- **Task prompt**
Could you write out the records below exactly as they appear, leaving out any pictures?
---------- Data provided
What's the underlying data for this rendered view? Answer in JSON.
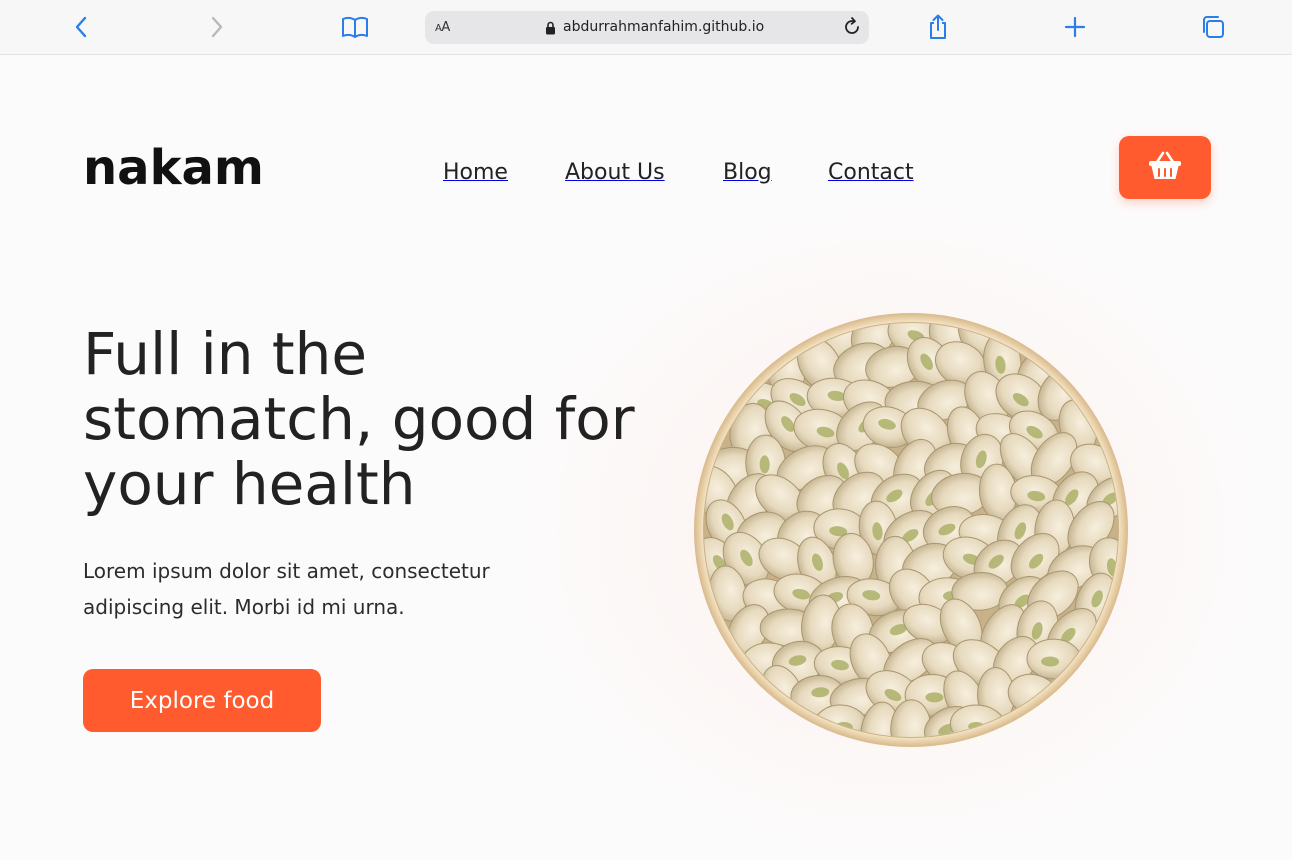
{
  "browser": {
    "text_size_label": "AA",
    "url": "abdurrahmanfahim.github.io",
    "icons": [
      "back-icon",
      "forward-icon",
      "book-icon",
      "lock-icon",
      "reload-icon",
      "share-icon",
      "plus-icon",
      "tabs-icon"
    ]
  },
  "site": {
    "logo": "nakam",
    "nav": [
      "Home",
      "About Us",
      "Blog",
      "Contact"
    ],
    "cart_icon": "basket-icon"
  },
  "hero": {
    "headline_lines": [
      "Full in the",
      "stomatch, good for",
      "your health"
    ],
    "description_lines": [
      "Lorem ipsum dolor sit amet, consectetur",
      "adipiscing elit. Morbi id mi urna."
    ],
    "cta_label": "Explore food",
    "image": "bowl of pistachios"
  },
  "colors": {
    "accent": "#ff5b2e",
    "link_blue": "#2b7de9",
    "text": "#1f1f1f"
  }
}
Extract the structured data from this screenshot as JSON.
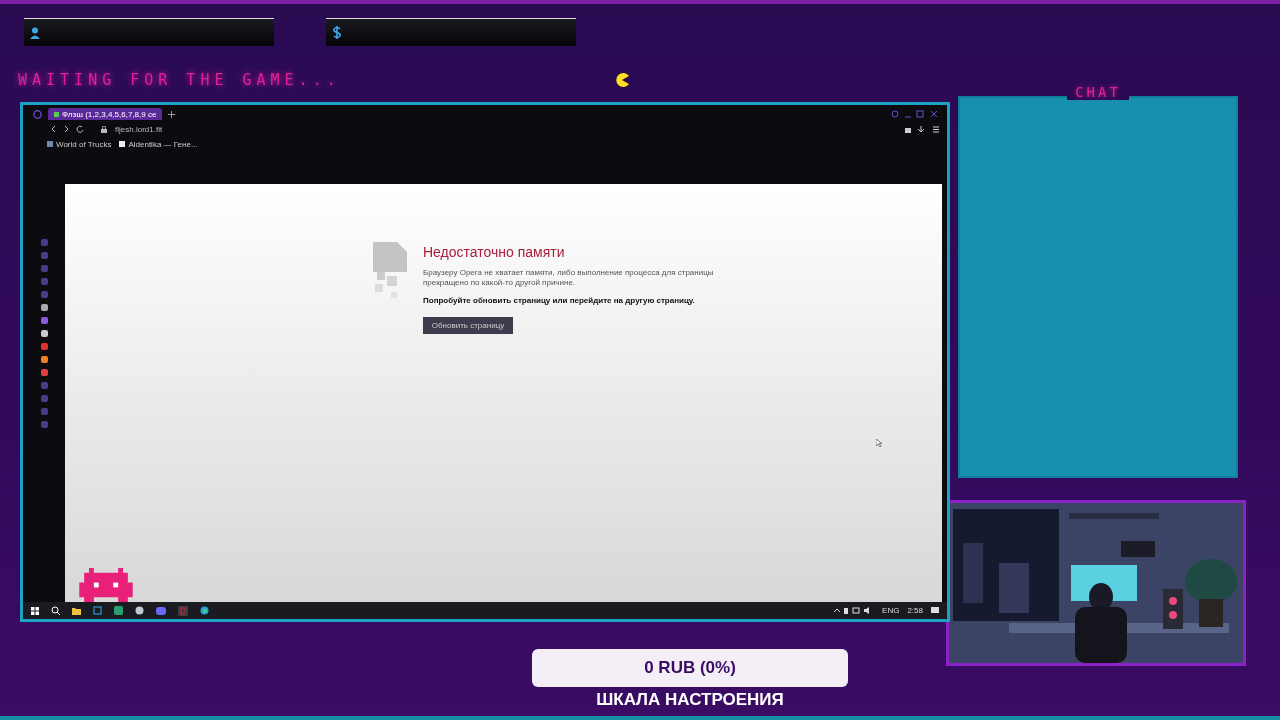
--------------------
- **Written answer**
What's the underlying data for this rendered view? Answer in JSON.
{
  "browser": {
    "text_size_label": "AA",
    "url": "abdurrahmanfahim.github.io",
    "icons": [
      "back-icon",
      "forward-icon",
      "book-icon",
      "lock-icon",
      "reload-icon",
      "share-icon",
      "plus-icon",
      "tabs-icon"
    ]
  },
  "site": {
    "logo": "nakam",
    "nav": [
      "Home",
      "About Us",
      "Blog",
      "Contact"
    ],
    "cart_icon": "basket-icon"
  },
  "hero": {
    "headline_lines": [
      "Full in the",
      "stomatch, good for",
      "your health"
    ],
    "description_lines": [
      "Lorem ipsum dolor sit amet, consectetur",
      "adipiscing elit. Morbi id mi urna."
    ],
    "cta_label": "Explore food",
    "image": "bowl of pistachios"
  },
  "colors": {
    "accent": "#ff5b2e",
    "link_blue": "#2b7de9",
    "text": "#1f1f1f"
  }
}
Extract the structured data from this screenshot as JSON.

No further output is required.